* Data to use *
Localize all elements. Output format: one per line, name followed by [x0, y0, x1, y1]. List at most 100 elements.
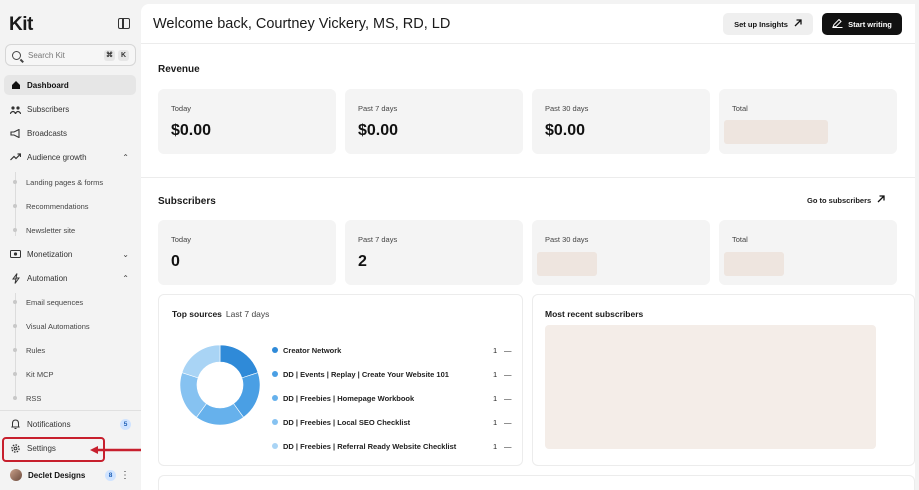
source-name: DD | Freebies | Local SEO Checklist	[283, 417, 411, 427]
sidebar-item-label: Audience growth	[27, 152, 87, 162]
top-sources-donut-chart	[179, 344, 261, 426]
sidebar-item-label: Subscribers	[27, 104, 70, 114]
sidebar-item-visual-automations[interactable]: Visual Automations	[26, 322, 90, 331]
source-trend: —	[504, 393, 512, 403]
card-value: $0.00	[358, 122, 399, 139]
source-count: 1	[493, 417, 498, 427]
source-name: DD | Freebies | Homepage Workbook	[283, 393, 415, 403]
money-icon	[10, 249, 21, 260]
subscribers-card-total: Total	[719, 220, 897, 285]
sidebar-item-monetization[interactable]: Monetization ⌄	[4, 244, 136, 264]
revenue-card-today: Today $0.00	[158, 89, 336, 154]
nav-tree-dot	[13, 180, 17, 184]
top-sources-heading: Top sources	[172, 309, 222, 319]
sidebar-item-label: Automation	[27, 273, 68, 283]
source-count: 1	[493, 393, 498, 403]
nav-tree-dot	[13, 396, 17, 400]
source-trend: —	[504, 345, 512, 355]
loading-skeleton	[724, 120, 828, 144]
chevron-down-icon: ⌄	[122, 249, 129, 259]
source-row: Creator Network 1 —	[272, 344, 512, 356]
set-up-insights-button[interactable]: Set up Insights	[723, 13, 813, 35]
megaphone-icon	[10, 128, 21, 139]
source-row: DD | Events | Replay | Create Your Websi…	[272, 368, 512, 380]
sidebar-item-newsletter-site[interactable]: Newsletter site	[26, 226, 75, 235]
sidebar-item-kit-mcp[interactable]: Kit MCP	[26, 370, 54, 379]
source-trend: —	[504, 369, 512, 379]
sidebar-divider	[0, 410, 141, 411]
sidebar-item-rss[interactable]: RSS	[26, 394, 41, 403]
card-label: Today	[171, 235, 192, 244]
source-row: DD | Freebies | Referral Ready Website C…	[272, 440, 512, 452]
card-label: Total	[732, 235, 748, 244]
go-to-subscribers-link[interactable]: Go to subscribers	[807, 195, 885, 205]
source-trend: —	[504, 417, 512, 427]
sidebar-item-audience-growth[interactable]: Audience growth ⌃	[4, 147, 136, 167]
start-writing-button[interactable]: Start writing	[822, 13, 902, 35]
nav-tree-dot	[13, 228, 17, 232]
sidebar-item-rules[interactable]: Rules	[26, 346, 45, 355]
subscribers-card-today: Today 0	[158, 220, 336, 285]
next-section-card	[158, 475, 915, 490]
top-sources-panel: Top sources Last 7 days Creator Network 1 —…	[158, 294, 523, 466]
search-input[interactable]: Search Kit ⌘ K	[5, 44, 136, 66]
nav-tree-line	[14, 293, 16, 400]
nav-tree-dot	[13, 324, 17, 328]
nav-tree-dot	[13, 348, 17, 352]
users-icon	[10, 104, 21, 115]
trending-up-icon	[10, 152, 21, 163]
kit-logo[interactable]: Kit	[9, 14, 33, 36]
sidebar-item-notifications[interactable]: Notifications 5	[4, 414, 136, 434]
source-count: 1	[493, 369, 498, 379]
legend-swatch	[272, 395, 278, 401]
arrow-up-right-icon	[794, 19, 802, 29]
card-label: Past 30 days	[545, 104, 589, 113]
sidebar-item-label: Broadcasts	[27, 128, 68, 138]
legend-swatch	[272, 419, 278, 425]
revenue-title: Revenue	[158, 64, 200, 75]
home-icon	[10, 80, 21, 91]
sidebar-collapse-icon[interactable]	[118, 18, 130, 29]
avatar	[10, 469, 22, 481]
chevron-up-icon: ⌃	[122, 152, 129, 162]
sidebar-item-dashboard[interactable]: Dashboard	[4, 75, 136, 95]
recent-subscribers-title: Most recent subscribers	[545, 309, 644, 319]
sidebar-item-landing-pages[interactable]: Landing pages & forms	[26, 178, 103, 187]
section-divider	[141, 177, 915, 178]
nav-tree-dot	[13, 300, 17, 304]
source-trend: —	[504, 441, 512, 451]
account-badge: 8	[105, 469, 116, 481]
recent-subscribers-panel: Most recent subscribers	[532, 294, 915, 466]
search-icon	[12, 50, 21, 60]
sidebar-item-label: Monetization	[27, 249, 73, 259]
source-row: DD | Freebies | Local SEO Checklist 1 —	[272, 416, 512, 428]
source-row: DD | Freebies | Homepage Workbook 1 —	[272, 392, 512, 404]
sidebar-item-broadcasts[interactable]: Broadcasts	[4, 123, 136, 143]
card-value: 0	[171, 253, 180, 270]
sidebar-item-email-sequences[interactable]: Email sequences	[26, 298, 83, 307]
card-label: Past 7 days	[358, 235, 398, 244]
source-name: Creator Network	[283, 345, 342, 355]
sidebar-item-recommendations[interactable]: Recommendations	[26, 202, 89, 211]
sidebar-item-automation[interactable]: Automation ⌃	[4, 268, 136, 288]
lightning-icon	[10, 272, 21, 284]
loading-skeleton	[545, 325, 876, 449]
set-up-insights-label: Set up Insights	[734, 19, 788, 29]
sidebar-item-label: Dashboard	[27, 80, 69, 90]
source-name: DD | Freebies | Referral Ready Website C…	[283, 441, 457, 451]
sidebar-item-subscribers[interactable]: Subscribers	[4, 99, 136, 119]
more-vertical-icon[interactable]: ⋮	[120, 470, 130, 481]
card-value: $0.00	[545, 122, 586, 139]
search-shortcut: ⌘ K	[104, 49, 129, 61]
sidebar: Kit Search Kit ⌘ K Dashboard Subscribers…	[0, 0, 191, 490]
subscribers-card-30-days: Past 30 days	[532, 220, 710, 285]
main-content: Welcome back, Courtney Vickery, MS, RD, …	[141, 4, 915, 490]
source-name: DD | Events | Replay | Create Your Websi…	[283, 369, 449, 379]
subscribers-title: Subscribers	[158, 196, 216, 207]
revenue-card-total: Total	[719, 89, 897, 154]
loading-skeleton	[724, 252, 784, 276]
account-switcher[interactable]: Declet Designs 8 ⋮	[4, 465, 136, 485]
card-label: Today	[171, 104, 192, 113]
card-label: Past 30 days	[545, 235, 589, 244]
pen-icon	[832, 18, 843, 30]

* What is asked *
Replace every "loading-skeleton" in the material above with "placeholder-block" and reproduce all of it with nothing else changed, leaving out the pictures.

* Output for this exercise *
Localize all elements. Output format: one per line, name followed by [x0, y0, x1, y1]. List at most 100 elements.
source-name: DD | Freebies | Local SEO Checklist	[283, 417, 411, 427]
sidebar-item-label: Audience growth	[27, 152, 87, 162]
top-sources-donut-chart	[179, 344, 261, 426]
sidebar-item-label: Subscribers	[27, 104, 70, 114]
sidebar-item-visual-automations[interactable]: Visual Automations	[26, 322, 90, 331]
source-trend: —	[504, 393, 512, 403]
card-value: $0.00	[358, 122, 399, 139]
source-count: 1	[493, 417, 498, 427]
source-name: DD | Freebies | Homepage Workbook	[283, 393, 415, 403]
money-icon	[10, 249, 21, 260]
subscribers-card-total: Total	[719, 220, 897, 285]
sidebar-item-monetization[interactable]: Monetization ⌄	[4, 244, 136, 264]
revenue-card-today: Today $0.00	[158, 89, 336, 154]
nav-tree-dot	[13, 180, 17, 184]
top-sources-heading: Top sources	[172, 309, 222, 319]
sidebar-item-label: Automation	[27, 273, 68, 283]
source-count: 1	[493, 393, 498, 403]
nav-tree-dot	[13, 396, 17, 400]
source-trend: —	[504, 345, 512, 355]
placeholder-block	[724, 120, 828, 144]
chevron-down-icon: ⌄	[122, 249, 129, 259]
source-row: Creator Network 1 —	[272, 344, 512, 356]
set-up-insights-button[interactable]: Set up Insights	[723, 13, 813, 35]
megaphone-icon	[10, 128, 21, 139]
source-row: DD | Events | Replay | Create Your Websi…	[272, 368, 512, 380]
sidebar-item-newsletter-site[interactable]: Newsletter site	[26, 226, 75, 235]
sidebar-item-kit-mcp[interactable]: Kit MCP	[26, 370, 54, 379]
source-trend: —	[504, 369, 512, 379]
sidebar-divider	[0, 410, 141, 411]
sidebar-item-rss[interactable]: RSS	[26, 394, 41, 403]
card-label: Today	[171, 235, 192, 244]
source-row: DD | Freebies | Referral Ready Website C…	[272, 440, 512, 452]
card-label: Total	[732, 235, 748, 244]
go-to-subscribers-link[interactable]: Go to subscribers	[807, 195, 885, 205]
source-trend: —	[504, 417, 512, 427]
sidebar-item-audience-growth[interactable]: Audience growth ⌃	[4, 147, 136, 167]
start-writing-button[interactable]: Start writing	[822, 13, 902, 35]
nav-tree-dot	[13, 228, 17, 232]
sidebar-item-rules[interactable]: Rules	[26, 346, 45, 355]
subscribers-card-today: Today 0	[158, 220, 336, 285]
next-section-card	[158, 475, 915, 490]
top-sources-panel: Top sources Last 7 days Creator Network 1 —…	[158, 294, 523, 466]
search-input[interactable]: Search Kit ⌘ K	[5, 44, 136, 66]
nav-tree-line	[14, 293, 16, 400]
nav-tree-dot	[13, 324, 17, 328]
nav-tree-dot	[13, 348, 17, 352]
users-icon	[10, 104, 21, 115]
trending-up-icon	[10, 152, 21, 163]
kit-logo[interactable]: Kit	[9, 14, 33, 36]
sidebar-item-notifications[interactable]: Notifications 5	[4, 414, 136, 434]
source-count: 1	[493, 369, 498, 379]
legend-swatch	[272, 395, 278, 401]
arrow-up-right-icon	[794, 19, 802, 29]
card-label: Past 30 days	[545, 104, 589, 113]
sidebar-item-label: Broadcasts	[27, 128, 68, 138]
legend-swatch	[272, 419, 278, 425]
revenue-title: Revenue	[158, 64, 200, 75]
home-icon	[10, 80, 21, 91]
sidebar-collapse-icon[interactable]	[118, 18, 130, 29]
avatar	[10, 469, 22, 481]
chevron-up-icon: ⌃	[122, 152, 129, 162]
sidebar-item-dashboard[interactable]: Dashboard	[4, 75, 136, 95]
recent-subscribers-title: Most recent subscribers	[545, 309, 644, 319]
sidebar-item-landing-pages[interactable]: Landing pages & forms	[26, 178, 103, 187]
section-divider	[141, 177, 915, 178]
nav-tree-dot	[13, 300, 17, 304]
source-trend: —	[504, 441, 512, 451]
account-badge: 8	[105, 469, 116, 481]
recent-subscribers-panel: Most recent subscribers	[532, 294, 915, 466]
search-icon	[12, 50, 21, 60]
sidebar-item-label: Monetization	[27, 249, 73, 259]
source-row: DD | Freebies | Local SEO Checklist 1 —	[272, 416, 512, 428]
source-row: DD | Freebies | Homepage Workbook 1 —	[272, 392, 512, 404]
sidebar-item-broadcasts[interactable]: Broadcasts	[4, 123, 136, 143]
card-value: 0	[171, 253, 180, 270]
sidebar-item-email-sequences[interactable]: Email sequences	[26, 298, 83, 307]
card-label: Past 7 days	[358, 235, 398, 244]
source-name: Creator Network	[283, 345, 342, 355]
sidebar-item-recommendations[interactable]: Recommendations	[26, 202, 89, 211]
sidebar-item-automation[interactable]: Automation ⌃	[4, 268, 136, 288]
lightning-icon	[10, 272, 21, 284]
placeholder-block	[545, 325, 876, 449]
set-up-insights-label: Set up Insights	[734, 19, 788, 29]
sidebar-item-label: Dashboard	[27, 80, 69, 90]
source-name: DD | Freebies | Referral Ready Website C…	[283, 441, 457, 451]
sidebar-item-subscribers[interactable]: Subscribers	[4, 99, 136, 119]
more-vertical-icon[interactable]: ⋮	[120, 470, 130, 481]
card-value: $0.00	[545, 122, 586, 139]
search-shortcut: ⌘ K	[104, 49, 129, 61]
sidebar: Kit Search Kit ⌘ K Dashboard Subscribers…	[0, 0, 191, 490]
subscribers-card-30-days: Past 30 days	[532, 220, 710, 285]
main-content: Welcome back, Courtney Vickery, MS, RD, …	[141, 4, 915, 490]
source-name: DD | Events | Replay | Create Your Websi…	[283, 369, 449, 379]
subscribers-title: Subscribers	[158, 196, 216, 207]
revenue-card-total: Total	[719, 89, 897, 154]
placeholder-block	[724, 252, 784, 276]
account-switcher[interactable]: Declet Designs 8 ⋮	[4, 465, 136, 485]
card-label: Today	[171, 104, 192, 113]
card-label: Past 30 days	[545, 235, 589, 244]
pen-icon	[832, 18, 843, 30]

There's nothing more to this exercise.